Copy every line of the data below word for word, leaving out the pictures.

Layout element data

[Begin]

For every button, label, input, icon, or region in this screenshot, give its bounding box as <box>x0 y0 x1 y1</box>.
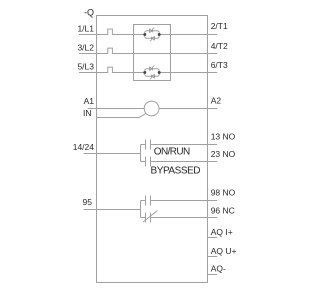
junction dot L1 right <box>158 33 161 36</box>
thyristor V1 (top, right-pointing) <box>150 28 155 33</box>
contact NC to 96 <box>141 213 218 223</box>
wire 14/24 input <box>84 145 141 162</box>
wire A1 to circle <box>88 108 145 110</box>
wire circle to A2 <box>159 108 217 110</box>
svg-text:13 NO: 13 NO <box>211 132 236 142</box>
wire 1/L1 row with terminal notch <box>79 29 217 34</box>
svg-text:14/24: 14/24 <box>73 142 95 152</box>
contact NO to 98 <box>141 196 218 206</box>
thyristor module box <box>134 25 171 81</box>
thyristor pair W1 loop <box>145 31 159 39</box>
stub AQ U+ <box>208 256 218 258</box>
wire IN <box>97 113 146 117</box>
thyristor V2 (bottom, left-pointing) <box>150 37 155 42</box>
svg-text:95: 95 <box>83 197 93 207</box>
svg-text:98 NO: 98 NO <box>211 188 236 198</box>
svg-text:-Q: -Q <box>84 7 94 17</box>
device outline box -Q <box>97 16 208 283</box>
junction dot L3 left <box>143 71 146 74</box>
wire 5/L3 row with terminal notch <box>79 67 217 72</box>
stub AQ I+ <box>208 237 218 239</box>
svg-text:5/L3: 5/L3 <box>77 62 94 72</box>
thyristor V4 (bottom, left-pointing) <box>150 75 155 80</box>
contact BYPASSED (NO) to 23 <box>141 157 218 167</box>
svg-text:BYPASSED: BYPASSED <box>151 165 201 176</box>
svg-text:AQ U+: AQ U+ <box>211 246 237 256</box>
svg-text:4/T2: 4/T2 <box>211 41 228 51</box>
svg-text:2/T1: 2/T1 <box>211 21 228 31</box>
svg-text:3/L2: 3/L2 <box>77 43 94 53</box>
svg-text:AQ I+: AQ I+ <box>211 227 233 237</box>
svg-text:1/L1: 1/L1 <box>77 23 94 33</box>
wire 3/L2 row with terminal notch <box>79 48 217 53</box>
contact ON/RUN (NO) to 13 <box>141 140 218 150</box>
wire 95 input <box>84 201 141 218</box>
svg-text:23 NO: 23 NO <box>211 149 236 159</box>
junction dot L1 left <box>143 33 146 36</box>
thyristor V3 (top, right-pointing) <box>150 66 155 71</box>
svg-text:AQ-: AQ- <box>211 264 226 274</box>
svg-text:6/T3: 6/T3 <box>211 60 228 70</box>
svg-text:A1: A1 <box>84 96 95 106</box>
svg-text:ON/RUN: ON/RUN <box>154 146 190 157</box>
svg-text:A2: A2 <box>211 96 222 106</box>
svg-text:96 NC: 96 NC <box>211 206 235 216</box>
thyristor pair W2 loop <box>145 69 159 77</box>
junction dot L3 right <box>158 71 161 74</box>
NC slash <box>143 211 157 222</box>
svg-text:IN: IN <box>83 108 92 118</box>
control unit circle <box>144 101 159 116</box>
stub AQ- <box>208 274 218 276</box>
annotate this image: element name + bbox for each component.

[End]

_ANSWER FOR THE TASK_
For every button, label, input, icon, or region in this screenshot, give its bounding box as <box>x0 y0 x1 y1</box>.
junction dot L1 right <box>158 33 161 36</box>
thyristor V1 (top, right-pointing) <box>150 28 155 33</box>
contact NC to 96 <box>141 213 218 223</box>
wire 14/24 input <box>84 145 141 162</box>
wire A1 to circle <box>88 108 145 110</box>
wire circle to A2 <box>159 108 217 110</box>
svg-text:13 NO: 13 NO <box>211 132 236 142</box>
wire 1/L1 row with terminal notch <box>79 29 217 34</box>
svg-text:14/24: 14/24 <box>73 142 95 152</box>
contact NO to 98 <box>141 196 218 206</box>
thyristor module box <box>134 25 171 81</box>
thyristor pair W1 loop <box>145 31 159 39</box>
stub AQ U+ <box>208 256 218 258</box>
wire IN <box>97 113 146 117</box>
thyristor V2 (bottom, left-pointing) <box>150 37 155 42</box>
svg-text:95: 95 <box>83 197 93 207</box>
svg-text:98 NO: 98 NO <box>211 188 236 198</box>
svg-text:-Q: -Q <box>84 7 94 17</box>
device outline box -Q <box>97 16 208 283</box>
junction dot L3 left <box>143 71 146 74</box>
wire 5/L3 row with terminal notch <box>79 67 217 72</box>
stub AQ I+ <box>208 237 218 239</box>
svg-text:5/L3: 5/L3 <box>77 62 94 72</box>
thyristor V4 (bottom, left-pointing) <box>150 75 155 80</box>
contact BYPASSED (NO) to 23 <box>141 157 218 167</box>
svg-text:BYPASSED: BYPASSED <box>151 165 201 176</box>
svg-text:AQ U+: AQ U+ <box>211 246 237 256</box>
svg-text:4/T2: 4/T2 <box>211 41 228 51</box>
svg-text:2/T1: 2/T1 <box>211 21 228 31</box>
svg-text:3/L2: 3/L2 <box>77 43 94 53</box>
svg-text:AQ I+: AQ I+ <box>211 227 233 237</box>
svg-text:1/L1: 1/L1 <box>77 23 94 33</box>
wire 3/L2 row with terminal notch <box>79 48 217 53</box>
contact ON/RUN (NO) to 13 <box>141 140 218 150</box>
wire 95 input <box>84 201 141 218</box>
svg-text:23 NO: 23 NO <box>211 149 236 159</box>
junction dot L1 left <box>143 33 146 36</box>
thyristor V3 (top, right-pointing) <box>150 66 155 71</box>
svg-text:AQ-: AQ- <box>211 264 226 274</box>
svg-text:6/T3: 6/T3 <box>211 60 228 70</box>
svg-text:A1: A1 <box>84 96 95 106</box>
svg-text:ON/RUN: ON/RUN <box>154 146 190 157</box>
svg-text:A2: A2 <box>211 96 222 106</box>
svg-text:96 NC: 96 NC <box>211 206 235 216</box>
thyristor pair W2 loop <box>145 69 159 77</box>
junction dot L3 right <box>158 71 161 74</box>
NC slash <box>143 211 157 222</box>
svg-text:IN: IN <box>83 108 92 118</box>
control unit circle <box>144 101 159 116</box>
stub AQ- <box>208 274 218 276</box>
annotate this image: element name + bbox for each component.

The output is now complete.